To do. All entries are to be given again verbatim.

-- -- --

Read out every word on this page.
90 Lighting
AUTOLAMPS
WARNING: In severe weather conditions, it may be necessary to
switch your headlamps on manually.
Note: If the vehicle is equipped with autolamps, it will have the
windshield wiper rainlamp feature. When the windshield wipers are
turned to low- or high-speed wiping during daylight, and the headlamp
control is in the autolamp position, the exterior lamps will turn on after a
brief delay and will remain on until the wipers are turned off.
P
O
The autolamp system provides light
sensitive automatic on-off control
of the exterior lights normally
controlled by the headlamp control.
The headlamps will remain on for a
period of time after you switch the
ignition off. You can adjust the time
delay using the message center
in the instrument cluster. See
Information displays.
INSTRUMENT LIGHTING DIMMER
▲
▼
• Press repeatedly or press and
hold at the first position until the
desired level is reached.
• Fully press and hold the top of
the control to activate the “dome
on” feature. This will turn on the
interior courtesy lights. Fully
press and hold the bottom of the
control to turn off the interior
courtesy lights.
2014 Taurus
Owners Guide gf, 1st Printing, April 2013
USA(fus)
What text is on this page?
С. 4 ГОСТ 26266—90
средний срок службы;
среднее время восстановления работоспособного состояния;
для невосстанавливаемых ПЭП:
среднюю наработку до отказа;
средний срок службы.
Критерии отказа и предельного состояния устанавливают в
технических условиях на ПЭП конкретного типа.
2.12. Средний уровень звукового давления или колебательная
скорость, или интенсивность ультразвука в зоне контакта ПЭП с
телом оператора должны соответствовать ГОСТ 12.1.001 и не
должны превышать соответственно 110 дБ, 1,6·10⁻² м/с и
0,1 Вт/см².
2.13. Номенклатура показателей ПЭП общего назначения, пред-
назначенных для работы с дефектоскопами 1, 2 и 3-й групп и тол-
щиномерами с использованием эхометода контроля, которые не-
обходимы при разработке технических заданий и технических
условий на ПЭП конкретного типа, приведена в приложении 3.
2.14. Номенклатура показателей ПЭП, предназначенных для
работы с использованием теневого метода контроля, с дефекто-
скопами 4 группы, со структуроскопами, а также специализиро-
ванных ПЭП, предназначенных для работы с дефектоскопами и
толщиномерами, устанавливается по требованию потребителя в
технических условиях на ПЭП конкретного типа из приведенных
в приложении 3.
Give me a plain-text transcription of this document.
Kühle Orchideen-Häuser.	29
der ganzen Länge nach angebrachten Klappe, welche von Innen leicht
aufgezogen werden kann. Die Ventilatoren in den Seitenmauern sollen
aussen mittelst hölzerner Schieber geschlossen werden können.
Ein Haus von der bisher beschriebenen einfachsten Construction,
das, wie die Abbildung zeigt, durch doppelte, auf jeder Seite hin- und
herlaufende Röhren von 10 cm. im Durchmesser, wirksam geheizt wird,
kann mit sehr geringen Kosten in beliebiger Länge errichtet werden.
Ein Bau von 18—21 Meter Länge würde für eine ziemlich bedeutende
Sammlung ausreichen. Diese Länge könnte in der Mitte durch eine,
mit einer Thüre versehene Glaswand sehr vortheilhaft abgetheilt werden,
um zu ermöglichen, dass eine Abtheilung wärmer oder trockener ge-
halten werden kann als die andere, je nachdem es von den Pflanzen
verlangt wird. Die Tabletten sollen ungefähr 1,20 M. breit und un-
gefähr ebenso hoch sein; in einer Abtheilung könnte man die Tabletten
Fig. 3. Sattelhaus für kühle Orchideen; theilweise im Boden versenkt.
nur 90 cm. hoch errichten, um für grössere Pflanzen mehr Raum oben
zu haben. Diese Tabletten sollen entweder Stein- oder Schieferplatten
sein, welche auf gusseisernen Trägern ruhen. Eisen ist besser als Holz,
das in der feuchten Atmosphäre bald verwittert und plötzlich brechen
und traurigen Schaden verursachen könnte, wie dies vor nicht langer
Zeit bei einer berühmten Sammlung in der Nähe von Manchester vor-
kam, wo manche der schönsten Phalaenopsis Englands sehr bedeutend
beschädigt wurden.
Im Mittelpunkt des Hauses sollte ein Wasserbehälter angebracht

-- -- --

Right answer.
Read out every word on this page.
90 Lighting
AUTOLAMPS
WARNING: In severe weather conditions, it may be necessary to
switch your headlamps on manually.
Note: If the vehicle is equipped with autolamps, it will have the
windshield wiper rainlamp feature. When the windshield wipers are
turned to low- or high-speed wiping during daylight, and the headlamp
control is in the autolamp position, the exterior lamps will turn on after a
brief delay and will remain on until the wipers are turned off.
P
O
The autolamp system provides light
sensitive automatic on-off control
of the exterior lights normally
controlled by the headlamp control.
The headlamps will remain on for a
period of time after you switch the
ignition off. You can adjust the time
delay using the message center
in the instrument cluster. See
Information displays.
INSTRUMENT LIGHTING DIMMER
▲
▼
• Press repeatedly or press and
hold at the first position until the
desired level is reached.
• Fully press and hold the top of
the control to activate the “dome
on” feature. This will turn on the
interior courtesy lights. Fully
press and hold the bottom of the
control to turn off the interior
courtesy lights.
2014 Taurus
Owners Guide gf, 1st Printing, April 2013
USA(fus)
What text is on this page?
С. 4 ГОСТ 26266—90
средний срок службы;
среднее время восстановления работоспособного состояния;
для невосстанавливаемых ПЭП:
среднюю наработку до отказа;
средний срок службы.
Критерии отказа и предельного состояния устанавливают в
технических условиях на ПЭП конкретного типа.
2.12. Средний уровень звукового давления или колебательная
скорость, или интенсивность ультразвука в зоне контакта ПЭП с
телом оператора должны соответствовать ГОСТ 12.1.001 и не
должны превышать соответственно 110 дБ, 1,6·10⁻² м/с и
0,1 Вт/см².
2.13. Номенклатура показателей ПЭП общего назначения, пред-
назначенных для работы с дефектоскопами 1, 2 и 3-й групп и тол-
щиномерами с использованием эхометода контроля, которые не-
обходимы при разработке технических заданий и технических
условий на ПЭП конкретного типа, приведена в приложении 3.
2.14. Номенклатура показателей ПЭП, предназначенных для
работы с использованием теневого метода контроля, с дефекто-
скопами 4 группы, со структуроскопами, а также специализиро-
ванных ПЭП, предназначенных для работы с дефектоскопами и
толщиномерами, устанавливается по требованию потребителя в
технических условиях на ПЭП конкретного типа из приведенных
в приложении 3.
Give me a plain-text transcription of this document.
Kühle Orchideen-Häuser.	29
der ganzen Länge nach angebrachten Klappe, welche von Innen leicht
aufgezogen werden kann. Die Ventilatoren in den Seitenmauern sollen
aussen mittelst hölzerner Schieber geschlossen werden können.
Ein Haus von der bisher beschriebenen einfachsten Construction,
das, wie die Abbildung zeigt, durch doppelte, auf jeder Seite hin- und
herlaufende Röhren von 10 cm. im Durchmesser, wirksam geheizt wird,
kann mit sehr geringen Kosten in beliebiger Länge errichtet werden.
Ein Bau von 18—21 Meter Länge würde für eine ziemlich bedeutende
Sammlung ausreichen. Diese Länge könnte in der Mitte durch eine,
mit einer Thüre versehene Glaswand sehr vortheilhaft abgetheilt werden,
um zu ermöglichen, dass eine Abtheilung wärmer oder trockener ge-
halten werden kann als die andere, je nachdem es von den Pflanzen
verlangt wird. Die Tabletten sollen ungefähr 1,20 M. breit und un-
gefähr ebenso hoch sein; in einer Abtheilung könnte man die Tabletten
Fig. 3. Sattelhaus für kühle Orchideen; theilweise im Boden versenkt.
nur 90 cm. hoch errichten, um für grössere Pflanzen mehr Raum oben
zu haben. Diese Tabletten sollen entweder Stein- oder Schieferplatten
sein, welche auf gusseisernen Trägern ruhen. Eisen ist besser als Holz,
das in der feuchten Atmosphäre bald verwittert und plötzlich brechen
und traurigen Schaden verursachen könnte, wie dies vor nicht langer
Zeit bei einer berühmten Sammlung in der Nähe von Manchester vor-
kam, wo manche der schönsten Phalaenopsis Englands sehr bedeutend
beschädigt wurden.
Im Mittelpunkt des Hauses sollte ein Wasserbehälter angebracht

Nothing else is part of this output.